What is required = Check every line below for the word "with" and copy each one that has it.

Excerpted data =
......
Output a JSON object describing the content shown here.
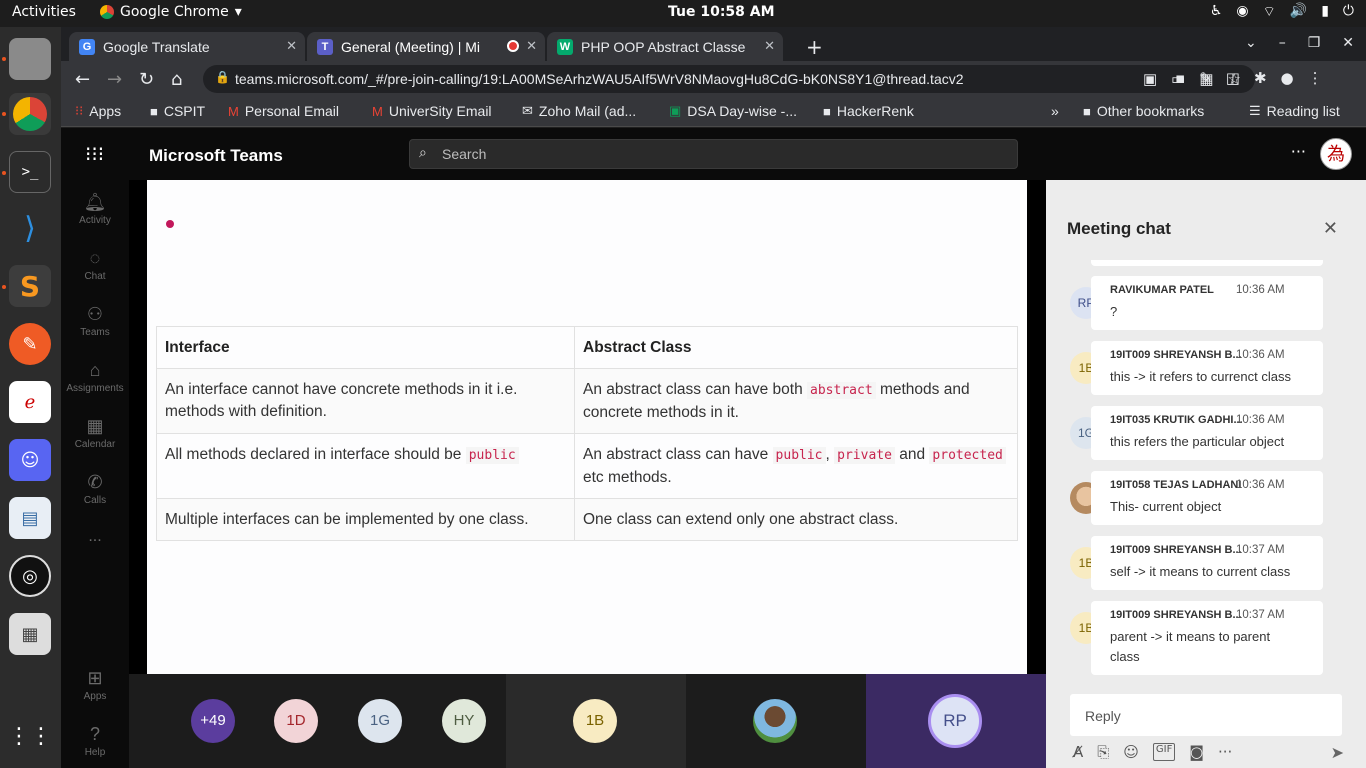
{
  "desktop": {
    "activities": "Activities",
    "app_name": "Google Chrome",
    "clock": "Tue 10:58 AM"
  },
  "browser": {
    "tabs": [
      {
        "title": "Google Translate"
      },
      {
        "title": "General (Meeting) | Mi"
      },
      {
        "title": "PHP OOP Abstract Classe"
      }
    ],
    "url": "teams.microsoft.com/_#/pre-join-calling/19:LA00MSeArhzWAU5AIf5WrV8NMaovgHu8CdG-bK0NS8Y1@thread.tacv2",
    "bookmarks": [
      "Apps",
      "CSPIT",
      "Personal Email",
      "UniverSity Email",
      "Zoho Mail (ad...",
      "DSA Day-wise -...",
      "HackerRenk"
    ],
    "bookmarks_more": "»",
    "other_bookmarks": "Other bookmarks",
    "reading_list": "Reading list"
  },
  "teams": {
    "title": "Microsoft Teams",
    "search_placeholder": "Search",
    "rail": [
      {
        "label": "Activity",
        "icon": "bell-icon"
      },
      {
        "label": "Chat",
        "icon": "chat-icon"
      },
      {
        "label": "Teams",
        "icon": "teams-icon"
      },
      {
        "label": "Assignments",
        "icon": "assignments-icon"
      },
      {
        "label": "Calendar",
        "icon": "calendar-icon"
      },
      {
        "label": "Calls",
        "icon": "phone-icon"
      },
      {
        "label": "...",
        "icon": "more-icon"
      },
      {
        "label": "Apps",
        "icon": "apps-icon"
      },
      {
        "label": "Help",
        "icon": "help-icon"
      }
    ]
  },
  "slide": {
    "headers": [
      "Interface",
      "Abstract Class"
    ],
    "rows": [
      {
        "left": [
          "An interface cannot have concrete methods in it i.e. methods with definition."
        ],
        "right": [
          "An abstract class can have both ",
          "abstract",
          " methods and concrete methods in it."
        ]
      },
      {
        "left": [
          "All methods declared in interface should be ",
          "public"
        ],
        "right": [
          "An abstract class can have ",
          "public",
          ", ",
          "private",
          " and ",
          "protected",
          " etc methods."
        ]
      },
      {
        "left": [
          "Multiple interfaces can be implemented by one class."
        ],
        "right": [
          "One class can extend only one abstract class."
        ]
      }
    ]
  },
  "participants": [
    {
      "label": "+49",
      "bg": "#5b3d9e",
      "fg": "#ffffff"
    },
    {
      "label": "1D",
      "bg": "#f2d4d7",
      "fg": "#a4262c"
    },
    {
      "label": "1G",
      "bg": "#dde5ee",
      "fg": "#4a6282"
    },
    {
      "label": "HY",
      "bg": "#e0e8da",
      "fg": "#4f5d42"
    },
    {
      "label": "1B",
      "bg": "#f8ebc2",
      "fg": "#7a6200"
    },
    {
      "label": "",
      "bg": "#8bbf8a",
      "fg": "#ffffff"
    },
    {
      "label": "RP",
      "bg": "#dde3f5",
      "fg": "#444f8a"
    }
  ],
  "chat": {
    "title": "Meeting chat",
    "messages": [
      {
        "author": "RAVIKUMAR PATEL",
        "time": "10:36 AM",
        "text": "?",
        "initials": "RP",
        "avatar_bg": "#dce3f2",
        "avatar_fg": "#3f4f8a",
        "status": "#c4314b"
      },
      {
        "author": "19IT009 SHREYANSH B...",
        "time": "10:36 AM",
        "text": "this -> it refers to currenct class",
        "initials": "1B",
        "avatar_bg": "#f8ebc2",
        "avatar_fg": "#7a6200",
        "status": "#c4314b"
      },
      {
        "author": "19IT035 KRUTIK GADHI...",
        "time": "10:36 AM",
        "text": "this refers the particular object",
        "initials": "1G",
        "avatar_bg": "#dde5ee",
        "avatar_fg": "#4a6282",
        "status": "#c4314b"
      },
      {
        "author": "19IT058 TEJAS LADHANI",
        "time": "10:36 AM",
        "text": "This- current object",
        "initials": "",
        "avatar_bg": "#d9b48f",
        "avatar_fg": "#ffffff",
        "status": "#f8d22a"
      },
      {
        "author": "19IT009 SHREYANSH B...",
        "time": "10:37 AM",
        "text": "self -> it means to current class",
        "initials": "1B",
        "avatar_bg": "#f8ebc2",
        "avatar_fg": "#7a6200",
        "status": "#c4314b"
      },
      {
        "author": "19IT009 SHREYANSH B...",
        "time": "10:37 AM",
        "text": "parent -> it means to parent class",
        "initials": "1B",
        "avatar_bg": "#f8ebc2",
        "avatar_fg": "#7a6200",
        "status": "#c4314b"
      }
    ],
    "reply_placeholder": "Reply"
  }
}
......
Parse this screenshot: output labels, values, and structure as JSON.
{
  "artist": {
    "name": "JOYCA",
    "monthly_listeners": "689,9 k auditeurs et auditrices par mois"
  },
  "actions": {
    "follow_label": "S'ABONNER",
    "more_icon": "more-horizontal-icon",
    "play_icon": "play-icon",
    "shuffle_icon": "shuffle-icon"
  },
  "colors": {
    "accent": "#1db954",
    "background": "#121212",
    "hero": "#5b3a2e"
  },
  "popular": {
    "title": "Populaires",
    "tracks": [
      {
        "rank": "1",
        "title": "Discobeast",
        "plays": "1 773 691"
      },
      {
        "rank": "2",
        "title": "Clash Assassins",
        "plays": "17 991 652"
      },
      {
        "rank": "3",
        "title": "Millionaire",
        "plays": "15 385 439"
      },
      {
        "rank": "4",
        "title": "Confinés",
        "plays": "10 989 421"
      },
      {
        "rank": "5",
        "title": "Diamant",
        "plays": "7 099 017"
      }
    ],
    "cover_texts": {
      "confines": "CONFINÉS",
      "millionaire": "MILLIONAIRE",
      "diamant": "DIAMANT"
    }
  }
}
......
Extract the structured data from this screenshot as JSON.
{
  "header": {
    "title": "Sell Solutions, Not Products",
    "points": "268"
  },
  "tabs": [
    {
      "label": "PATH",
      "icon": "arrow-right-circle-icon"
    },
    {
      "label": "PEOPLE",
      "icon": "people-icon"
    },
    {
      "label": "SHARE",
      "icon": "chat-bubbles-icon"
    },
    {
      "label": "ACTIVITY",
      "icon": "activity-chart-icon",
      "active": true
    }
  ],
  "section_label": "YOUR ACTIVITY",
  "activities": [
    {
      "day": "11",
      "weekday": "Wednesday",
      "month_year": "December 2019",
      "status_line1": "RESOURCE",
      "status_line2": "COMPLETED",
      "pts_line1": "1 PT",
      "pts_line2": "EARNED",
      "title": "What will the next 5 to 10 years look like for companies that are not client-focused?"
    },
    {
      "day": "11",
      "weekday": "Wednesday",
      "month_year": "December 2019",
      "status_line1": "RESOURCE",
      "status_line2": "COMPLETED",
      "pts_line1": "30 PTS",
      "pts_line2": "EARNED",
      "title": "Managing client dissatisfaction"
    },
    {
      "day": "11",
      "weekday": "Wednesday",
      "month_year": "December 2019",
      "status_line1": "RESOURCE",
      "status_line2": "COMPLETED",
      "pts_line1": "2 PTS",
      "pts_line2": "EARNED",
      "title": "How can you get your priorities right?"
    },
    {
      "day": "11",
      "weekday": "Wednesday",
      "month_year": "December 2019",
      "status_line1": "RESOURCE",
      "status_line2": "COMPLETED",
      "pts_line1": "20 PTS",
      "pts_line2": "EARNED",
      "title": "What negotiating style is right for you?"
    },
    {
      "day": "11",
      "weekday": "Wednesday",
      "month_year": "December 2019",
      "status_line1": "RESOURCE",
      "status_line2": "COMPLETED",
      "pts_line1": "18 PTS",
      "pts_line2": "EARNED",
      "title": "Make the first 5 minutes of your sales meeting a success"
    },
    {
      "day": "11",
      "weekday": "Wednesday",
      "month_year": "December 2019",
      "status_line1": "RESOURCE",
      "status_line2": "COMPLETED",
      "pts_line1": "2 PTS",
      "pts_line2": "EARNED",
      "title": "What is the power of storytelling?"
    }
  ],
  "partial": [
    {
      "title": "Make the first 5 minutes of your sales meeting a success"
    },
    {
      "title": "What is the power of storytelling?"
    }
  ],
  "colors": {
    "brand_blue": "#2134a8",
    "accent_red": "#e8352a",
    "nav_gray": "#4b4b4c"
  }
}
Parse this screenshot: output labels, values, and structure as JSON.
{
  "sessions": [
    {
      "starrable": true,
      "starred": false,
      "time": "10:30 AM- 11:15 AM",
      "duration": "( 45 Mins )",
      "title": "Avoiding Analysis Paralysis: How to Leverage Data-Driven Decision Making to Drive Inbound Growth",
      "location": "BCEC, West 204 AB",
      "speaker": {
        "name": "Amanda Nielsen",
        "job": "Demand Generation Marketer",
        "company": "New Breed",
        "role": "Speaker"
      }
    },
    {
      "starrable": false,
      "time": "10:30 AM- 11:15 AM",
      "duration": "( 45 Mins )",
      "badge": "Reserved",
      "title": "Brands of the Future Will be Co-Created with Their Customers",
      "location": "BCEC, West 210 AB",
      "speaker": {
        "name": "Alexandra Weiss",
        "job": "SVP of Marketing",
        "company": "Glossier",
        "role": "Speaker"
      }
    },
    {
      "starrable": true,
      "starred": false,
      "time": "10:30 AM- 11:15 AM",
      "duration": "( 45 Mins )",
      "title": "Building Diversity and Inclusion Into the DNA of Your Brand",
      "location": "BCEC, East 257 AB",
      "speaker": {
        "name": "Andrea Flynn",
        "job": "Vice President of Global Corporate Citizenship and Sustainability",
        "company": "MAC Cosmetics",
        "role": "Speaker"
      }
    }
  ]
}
......
Response to the task =
          "An interface cannot have concrete methods in it i.e. methods with definition."
      "title": "Brands of the Future Will be Co-Created with Their Customers",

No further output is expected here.